--- BEGIN Input records ---

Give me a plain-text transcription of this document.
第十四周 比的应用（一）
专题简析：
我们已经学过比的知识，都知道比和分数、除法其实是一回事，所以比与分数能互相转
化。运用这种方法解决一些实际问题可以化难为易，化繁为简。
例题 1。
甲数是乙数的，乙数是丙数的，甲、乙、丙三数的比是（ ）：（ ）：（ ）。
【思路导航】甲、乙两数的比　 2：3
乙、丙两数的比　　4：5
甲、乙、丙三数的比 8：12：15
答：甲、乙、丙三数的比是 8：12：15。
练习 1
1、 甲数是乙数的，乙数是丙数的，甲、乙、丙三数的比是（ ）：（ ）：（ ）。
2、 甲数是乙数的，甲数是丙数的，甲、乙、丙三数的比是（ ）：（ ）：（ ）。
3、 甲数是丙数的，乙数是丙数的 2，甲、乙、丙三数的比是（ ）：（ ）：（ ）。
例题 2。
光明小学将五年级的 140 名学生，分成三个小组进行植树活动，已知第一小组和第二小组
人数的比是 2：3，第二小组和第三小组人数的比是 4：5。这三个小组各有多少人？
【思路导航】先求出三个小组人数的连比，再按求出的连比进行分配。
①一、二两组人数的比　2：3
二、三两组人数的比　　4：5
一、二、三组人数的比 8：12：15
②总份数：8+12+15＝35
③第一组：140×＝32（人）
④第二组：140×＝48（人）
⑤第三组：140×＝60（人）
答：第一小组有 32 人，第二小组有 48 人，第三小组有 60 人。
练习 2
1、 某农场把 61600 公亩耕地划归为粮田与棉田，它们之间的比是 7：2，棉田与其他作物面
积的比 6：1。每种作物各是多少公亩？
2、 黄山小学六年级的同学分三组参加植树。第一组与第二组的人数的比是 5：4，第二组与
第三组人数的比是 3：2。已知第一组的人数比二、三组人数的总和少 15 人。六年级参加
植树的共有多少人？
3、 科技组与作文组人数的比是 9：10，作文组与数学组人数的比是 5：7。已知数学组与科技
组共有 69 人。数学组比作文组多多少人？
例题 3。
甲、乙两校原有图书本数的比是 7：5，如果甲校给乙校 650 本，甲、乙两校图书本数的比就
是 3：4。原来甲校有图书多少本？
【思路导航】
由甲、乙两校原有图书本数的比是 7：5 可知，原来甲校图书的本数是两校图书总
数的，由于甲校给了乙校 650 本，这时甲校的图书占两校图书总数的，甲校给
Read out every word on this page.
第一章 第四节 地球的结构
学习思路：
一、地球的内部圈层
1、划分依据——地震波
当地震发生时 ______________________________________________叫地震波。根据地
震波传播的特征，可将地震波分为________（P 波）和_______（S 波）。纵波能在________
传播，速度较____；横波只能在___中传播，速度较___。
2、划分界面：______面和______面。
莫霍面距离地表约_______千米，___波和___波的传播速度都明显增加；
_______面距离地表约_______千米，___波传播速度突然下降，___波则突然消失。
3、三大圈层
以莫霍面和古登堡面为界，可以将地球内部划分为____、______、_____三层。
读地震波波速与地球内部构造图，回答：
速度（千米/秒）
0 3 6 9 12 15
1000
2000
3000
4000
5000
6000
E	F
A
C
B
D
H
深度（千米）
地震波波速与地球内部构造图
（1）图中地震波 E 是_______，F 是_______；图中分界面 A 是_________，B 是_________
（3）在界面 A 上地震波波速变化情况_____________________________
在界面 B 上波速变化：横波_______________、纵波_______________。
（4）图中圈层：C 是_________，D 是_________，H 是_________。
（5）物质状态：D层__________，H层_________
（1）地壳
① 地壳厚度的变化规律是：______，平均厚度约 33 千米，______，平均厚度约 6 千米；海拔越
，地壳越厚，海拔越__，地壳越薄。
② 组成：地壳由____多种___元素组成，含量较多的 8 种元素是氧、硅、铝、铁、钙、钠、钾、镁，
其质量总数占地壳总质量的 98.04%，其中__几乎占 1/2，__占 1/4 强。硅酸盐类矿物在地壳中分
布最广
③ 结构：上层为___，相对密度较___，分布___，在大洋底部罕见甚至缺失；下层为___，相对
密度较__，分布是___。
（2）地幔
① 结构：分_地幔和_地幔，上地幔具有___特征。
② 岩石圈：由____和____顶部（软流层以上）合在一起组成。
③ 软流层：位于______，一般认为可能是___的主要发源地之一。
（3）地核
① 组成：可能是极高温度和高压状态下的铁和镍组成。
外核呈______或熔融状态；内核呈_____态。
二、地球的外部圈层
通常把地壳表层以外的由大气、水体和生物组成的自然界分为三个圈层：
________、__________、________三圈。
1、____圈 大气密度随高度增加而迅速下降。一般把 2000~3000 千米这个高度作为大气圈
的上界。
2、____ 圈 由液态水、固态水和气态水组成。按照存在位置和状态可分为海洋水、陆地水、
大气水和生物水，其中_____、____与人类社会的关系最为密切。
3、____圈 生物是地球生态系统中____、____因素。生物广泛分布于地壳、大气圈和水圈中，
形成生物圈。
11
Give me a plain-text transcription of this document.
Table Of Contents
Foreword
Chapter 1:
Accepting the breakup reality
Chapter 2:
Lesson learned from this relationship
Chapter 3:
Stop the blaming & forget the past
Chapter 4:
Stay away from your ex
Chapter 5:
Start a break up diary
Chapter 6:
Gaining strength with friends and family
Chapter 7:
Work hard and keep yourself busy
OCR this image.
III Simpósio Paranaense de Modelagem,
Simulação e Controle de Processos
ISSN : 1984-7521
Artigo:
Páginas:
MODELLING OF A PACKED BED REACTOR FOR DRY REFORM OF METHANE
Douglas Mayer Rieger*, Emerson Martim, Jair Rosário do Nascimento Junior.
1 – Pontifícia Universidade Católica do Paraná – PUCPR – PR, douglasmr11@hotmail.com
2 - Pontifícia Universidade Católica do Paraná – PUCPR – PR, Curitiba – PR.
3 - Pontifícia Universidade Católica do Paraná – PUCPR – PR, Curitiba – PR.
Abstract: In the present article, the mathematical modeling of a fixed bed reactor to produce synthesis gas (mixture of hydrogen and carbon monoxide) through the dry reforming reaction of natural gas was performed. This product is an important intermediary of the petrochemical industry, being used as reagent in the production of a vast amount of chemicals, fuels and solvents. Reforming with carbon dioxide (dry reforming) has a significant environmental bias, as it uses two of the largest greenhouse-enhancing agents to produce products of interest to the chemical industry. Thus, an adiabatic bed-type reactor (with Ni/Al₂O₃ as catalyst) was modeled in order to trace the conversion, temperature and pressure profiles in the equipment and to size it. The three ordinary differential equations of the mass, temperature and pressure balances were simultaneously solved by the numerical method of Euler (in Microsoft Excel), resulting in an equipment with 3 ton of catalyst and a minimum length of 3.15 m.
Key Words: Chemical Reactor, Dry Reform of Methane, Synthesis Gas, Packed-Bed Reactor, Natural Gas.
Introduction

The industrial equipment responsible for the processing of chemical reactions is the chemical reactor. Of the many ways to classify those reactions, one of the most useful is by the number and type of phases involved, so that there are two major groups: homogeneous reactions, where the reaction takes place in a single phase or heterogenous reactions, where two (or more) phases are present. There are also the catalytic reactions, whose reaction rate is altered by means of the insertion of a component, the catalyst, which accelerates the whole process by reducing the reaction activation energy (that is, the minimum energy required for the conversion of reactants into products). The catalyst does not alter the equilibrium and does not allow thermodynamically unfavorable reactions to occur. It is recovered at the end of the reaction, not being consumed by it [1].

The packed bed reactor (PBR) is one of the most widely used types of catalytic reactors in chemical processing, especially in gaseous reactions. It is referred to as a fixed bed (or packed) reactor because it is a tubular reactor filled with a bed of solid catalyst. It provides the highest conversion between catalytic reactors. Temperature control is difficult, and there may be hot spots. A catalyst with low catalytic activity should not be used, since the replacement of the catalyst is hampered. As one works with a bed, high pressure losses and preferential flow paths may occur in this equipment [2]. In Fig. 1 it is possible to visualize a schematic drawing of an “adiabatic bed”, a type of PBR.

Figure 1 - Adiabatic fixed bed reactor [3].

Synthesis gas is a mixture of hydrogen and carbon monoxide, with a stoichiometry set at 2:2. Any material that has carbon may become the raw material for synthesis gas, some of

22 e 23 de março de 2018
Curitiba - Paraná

--- END Input records ---

Set task: Pick out all lines containing the string "with".

Result below:
Gaining strength with friends and family
Abstract: In the present article, the mathematical modeling of a fixed bed reactor to produce synthesis gas (mixture of hydrogen and carbon monoxide) through the dry reforming reaction of natural gas was performed. This product is an important intermediary of the petrochemical industry, being used as reagent in the production of a vast amount of chemicals, fuels and solvents. Reforming with carbon dioxide (dry reforming) has a significant environmental bias, as it uses two of the largest greenhouse-enhancing agents to produce products of interest to the chemical industry. Thus, an adiabatic bed-type reactor (with Ni/Al₂O₃ as catalyst) was modeled in order to trace the conversion, temperature and pressure profiles in the equipment and to size it. The three ordinary differential equations of the mass, temperature and pressure balances were simultaneously solved by the numerical method of Euler (in Microsoft Excel), resulting in an equipment with 3 ton of catalyst and a minimum length of 3.15 m.
The packed bed reactor (PBR) is one of the most widely used types of catalytic reactors in chemical processing, especially in gaseous reactions. It is referred to as a fixed bed (or packed) reactor because it is a tubular reactor filled with a bed of solid catalyst. It provides the highest conversion between catalytic reactors. Temperature control is difficult, and there may be hot spots. A catalyst with low catalytic activity should not be used, since the replacement of the catalyst is hampered. As one works with a bed, high pressure losses and preferential flow paths may occur in this equipment [2]. In Fig. 1 it is possible to visualize a schematic drawing of an “adiabatic bed”, a type of PBR.
Synthesis gas is a mixture of hydrogen and carbon monoxide, with a stoichiometry set at 2:2. Any material that has carbon may become the raw material for synthesis gas, some of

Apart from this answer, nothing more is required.